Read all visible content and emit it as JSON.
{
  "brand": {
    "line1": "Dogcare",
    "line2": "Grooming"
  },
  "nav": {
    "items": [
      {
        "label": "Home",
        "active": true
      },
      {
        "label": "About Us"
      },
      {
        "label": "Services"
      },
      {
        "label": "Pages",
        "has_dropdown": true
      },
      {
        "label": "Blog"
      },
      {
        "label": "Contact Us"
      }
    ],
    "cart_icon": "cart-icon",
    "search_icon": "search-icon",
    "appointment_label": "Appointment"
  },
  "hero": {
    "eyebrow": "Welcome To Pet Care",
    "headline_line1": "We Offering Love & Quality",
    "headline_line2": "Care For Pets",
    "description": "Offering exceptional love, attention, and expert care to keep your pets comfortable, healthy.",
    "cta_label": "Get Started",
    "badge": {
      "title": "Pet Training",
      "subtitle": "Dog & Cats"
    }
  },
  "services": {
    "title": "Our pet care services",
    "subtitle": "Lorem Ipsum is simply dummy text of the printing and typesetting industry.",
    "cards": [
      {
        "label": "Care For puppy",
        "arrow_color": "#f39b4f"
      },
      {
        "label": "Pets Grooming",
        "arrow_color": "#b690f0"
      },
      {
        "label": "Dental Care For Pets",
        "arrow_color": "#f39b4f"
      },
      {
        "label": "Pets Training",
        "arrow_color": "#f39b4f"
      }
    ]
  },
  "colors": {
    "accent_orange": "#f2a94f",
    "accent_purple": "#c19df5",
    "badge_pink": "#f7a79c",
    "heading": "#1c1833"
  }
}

==================================================

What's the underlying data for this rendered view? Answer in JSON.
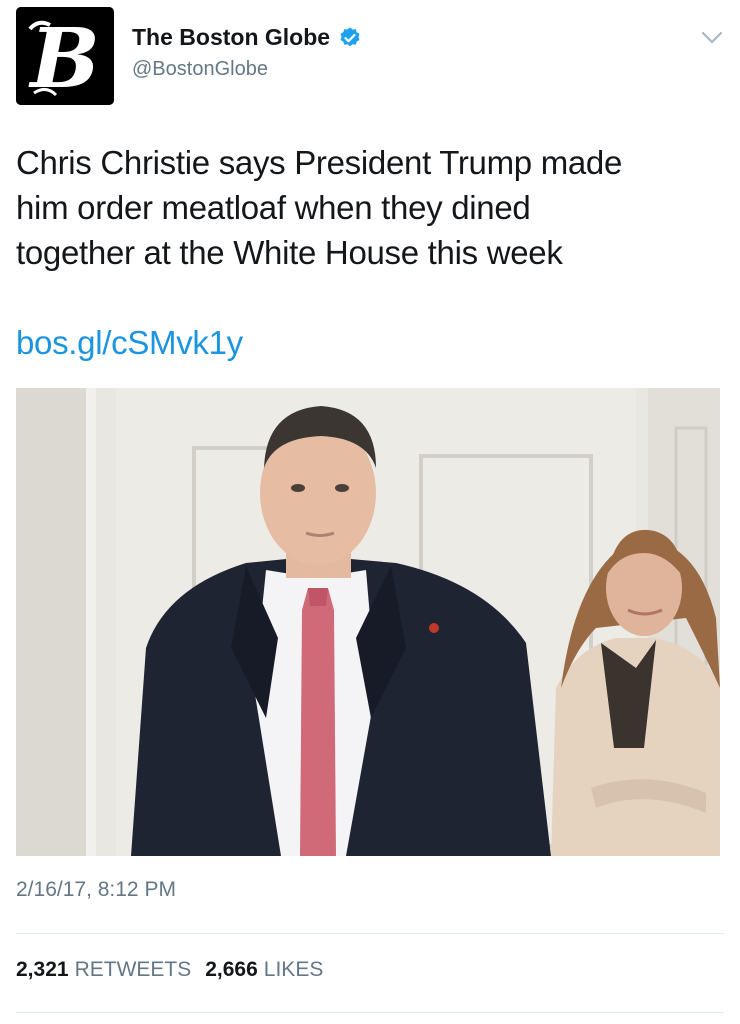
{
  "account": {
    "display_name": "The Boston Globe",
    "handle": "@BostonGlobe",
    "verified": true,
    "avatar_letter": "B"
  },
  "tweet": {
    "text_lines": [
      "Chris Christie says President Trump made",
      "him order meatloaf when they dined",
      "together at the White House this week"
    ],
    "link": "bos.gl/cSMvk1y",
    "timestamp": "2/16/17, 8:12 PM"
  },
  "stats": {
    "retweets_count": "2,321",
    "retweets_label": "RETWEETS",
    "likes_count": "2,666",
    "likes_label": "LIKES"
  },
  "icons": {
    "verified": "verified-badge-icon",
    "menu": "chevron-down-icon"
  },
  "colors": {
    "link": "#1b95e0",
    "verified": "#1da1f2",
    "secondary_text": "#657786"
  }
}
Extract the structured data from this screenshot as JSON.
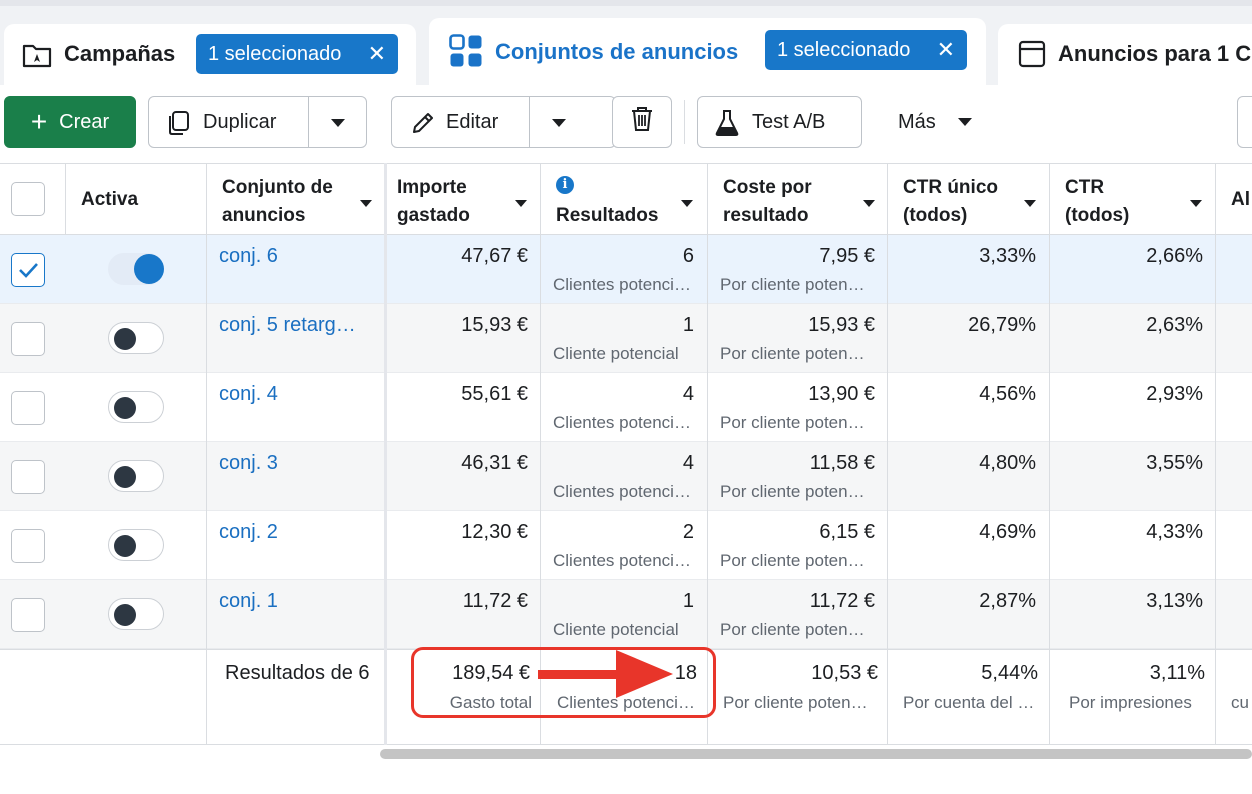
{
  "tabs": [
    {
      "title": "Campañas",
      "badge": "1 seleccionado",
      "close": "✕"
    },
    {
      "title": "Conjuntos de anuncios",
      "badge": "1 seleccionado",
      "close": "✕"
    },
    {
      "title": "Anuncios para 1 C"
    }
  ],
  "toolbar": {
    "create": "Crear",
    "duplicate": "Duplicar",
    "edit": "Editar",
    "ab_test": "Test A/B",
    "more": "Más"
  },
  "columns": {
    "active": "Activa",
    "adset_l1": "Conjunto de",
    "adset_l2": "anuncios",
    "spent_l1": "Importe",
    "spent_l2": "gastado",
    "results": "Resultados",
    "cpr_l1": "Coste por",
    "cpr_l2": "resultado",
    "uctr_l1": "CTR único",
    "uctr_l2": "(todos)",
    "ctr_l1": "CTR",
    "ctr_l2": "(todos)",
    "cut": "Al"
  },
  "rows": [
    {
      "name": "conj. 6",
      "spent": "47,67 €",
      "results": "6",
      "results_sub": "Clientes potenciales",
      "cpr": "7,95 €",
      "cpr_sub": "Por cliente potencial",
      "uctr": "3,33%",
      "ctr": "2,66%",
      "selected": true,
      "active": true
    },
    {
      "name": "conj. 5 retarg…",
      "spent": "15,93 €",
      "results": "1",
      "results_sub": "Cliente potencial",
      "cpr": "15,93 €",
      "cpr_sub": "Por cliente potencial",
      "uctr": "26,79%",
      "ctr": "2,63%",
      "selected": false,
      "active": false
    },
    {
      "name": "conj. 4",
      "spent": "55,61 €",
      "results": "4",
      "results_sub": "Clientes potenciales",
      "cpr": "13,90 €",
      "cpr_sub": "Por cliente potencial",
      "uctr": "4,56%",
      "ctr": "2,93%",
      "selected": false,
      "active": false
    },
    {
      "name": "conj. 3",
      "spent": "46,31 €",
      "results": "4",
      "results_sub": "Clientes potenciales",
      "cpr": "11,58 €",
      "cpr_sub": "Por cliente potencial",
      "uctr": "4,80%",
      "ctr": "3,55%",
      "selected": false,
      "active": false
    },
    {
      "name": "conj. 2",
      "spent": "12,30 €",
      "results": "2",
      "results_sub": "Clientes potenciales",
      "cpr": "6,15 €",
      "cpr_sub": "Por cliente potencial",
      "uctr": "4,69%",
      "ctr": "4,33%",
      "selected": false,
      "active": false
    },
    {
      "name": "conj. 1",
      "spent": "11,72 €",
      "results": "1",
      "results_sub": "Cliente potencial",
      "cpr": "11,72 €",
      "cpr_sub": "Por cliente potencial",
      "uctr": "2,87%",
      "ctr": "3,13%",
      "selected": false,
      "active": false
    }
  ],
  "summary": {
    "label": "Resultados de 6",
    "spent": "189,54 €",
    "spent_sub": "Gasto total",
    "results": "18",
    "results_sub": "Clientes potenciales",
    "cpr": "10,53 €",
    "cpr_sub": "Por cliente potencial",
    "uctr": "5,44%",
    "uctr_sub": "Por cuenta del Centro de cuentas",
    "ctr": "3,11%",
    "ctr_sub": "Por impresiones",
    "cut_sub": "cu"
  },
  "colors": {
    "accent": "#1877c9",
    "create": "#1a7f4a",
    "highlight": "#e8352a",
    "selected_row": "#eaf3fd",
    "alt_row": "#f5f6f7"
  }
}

==================================================

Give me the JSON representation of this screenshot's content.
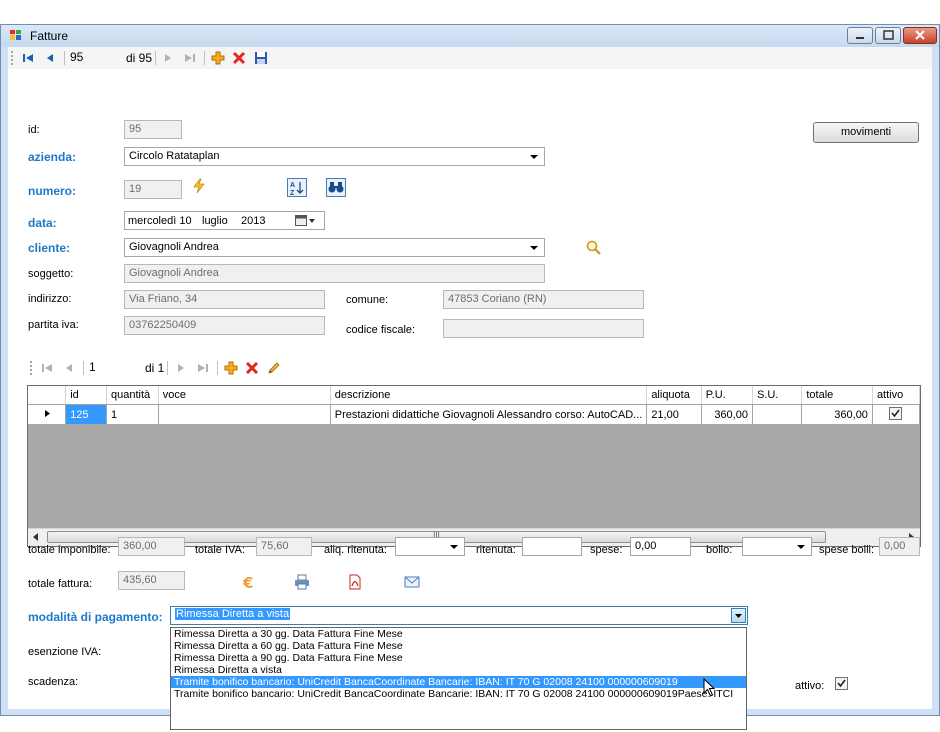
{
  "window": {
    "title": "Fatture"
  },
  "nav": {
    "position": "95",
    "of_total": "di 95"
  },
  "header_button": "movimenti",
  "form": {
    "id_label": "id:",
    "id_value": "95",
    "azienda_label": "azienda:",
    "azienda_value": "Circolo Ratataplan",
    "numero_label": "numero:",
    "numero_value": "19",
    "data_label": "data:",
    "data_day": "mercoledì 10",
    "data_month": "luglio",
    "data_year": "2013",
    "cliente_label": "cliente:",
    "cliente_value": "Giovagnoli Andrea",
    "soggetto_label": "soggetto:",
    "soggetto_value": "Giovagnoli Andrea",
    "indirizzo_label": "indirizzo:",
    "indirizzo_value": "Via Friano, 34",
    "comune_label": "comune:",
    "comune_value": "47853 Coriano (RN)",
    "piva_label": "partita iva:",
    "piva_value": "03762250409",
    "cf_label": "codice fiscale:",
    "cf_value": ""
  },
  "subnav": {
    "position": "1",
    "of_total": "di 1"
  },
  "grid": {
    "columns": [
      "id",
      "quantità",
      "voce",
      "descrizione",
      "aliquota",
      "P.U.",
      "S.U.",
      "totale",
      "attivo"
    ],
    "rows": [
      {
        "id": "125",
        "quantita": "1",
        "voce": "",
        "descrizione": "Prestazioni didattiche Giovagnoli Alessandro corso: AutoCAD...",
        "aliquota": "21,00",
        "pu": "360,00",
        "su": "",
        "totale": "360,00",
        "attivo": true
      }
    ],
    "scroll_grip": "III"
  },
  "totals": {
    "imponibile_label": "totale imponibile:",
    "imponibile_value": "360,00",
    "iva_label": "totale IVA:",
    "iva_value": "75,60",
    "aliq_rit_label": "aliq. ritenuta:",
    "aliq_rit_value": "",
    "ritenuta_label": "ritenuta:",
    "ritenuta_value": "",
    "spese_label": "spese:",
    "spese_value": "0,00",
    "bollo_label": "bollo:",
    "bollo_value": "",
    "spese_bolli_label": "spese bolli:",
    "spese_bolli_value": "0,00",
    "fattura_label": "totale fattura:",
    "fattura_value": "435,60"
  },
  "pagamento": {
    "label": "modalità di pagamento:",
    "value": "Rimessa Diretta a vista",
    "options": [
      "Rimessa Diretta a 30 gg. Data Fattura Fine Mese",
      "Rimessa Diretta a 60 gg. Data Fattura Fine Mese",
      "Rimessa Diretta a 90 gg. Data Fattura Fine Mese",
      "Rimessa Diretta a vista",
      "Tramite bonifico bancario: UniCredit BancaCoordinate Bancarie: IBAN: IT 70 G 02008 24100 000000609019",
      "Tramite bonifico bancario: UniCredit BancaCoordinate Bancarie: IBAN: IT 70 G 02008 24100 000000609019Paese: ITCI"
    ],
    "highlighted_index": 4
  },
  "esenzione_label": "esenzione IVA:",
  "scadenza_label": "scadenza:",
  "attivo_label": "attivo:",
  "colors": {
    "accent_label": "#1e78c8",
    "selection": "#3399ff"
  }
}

==================================================

◆ **Problem to solve**:
List the lines of the material in which the word "screenshot" occurs.

◆ **Solution for this exercise**:
Extract the structured data from this screenshot as JSON.
Give me the JSON representation of this screenshot's content.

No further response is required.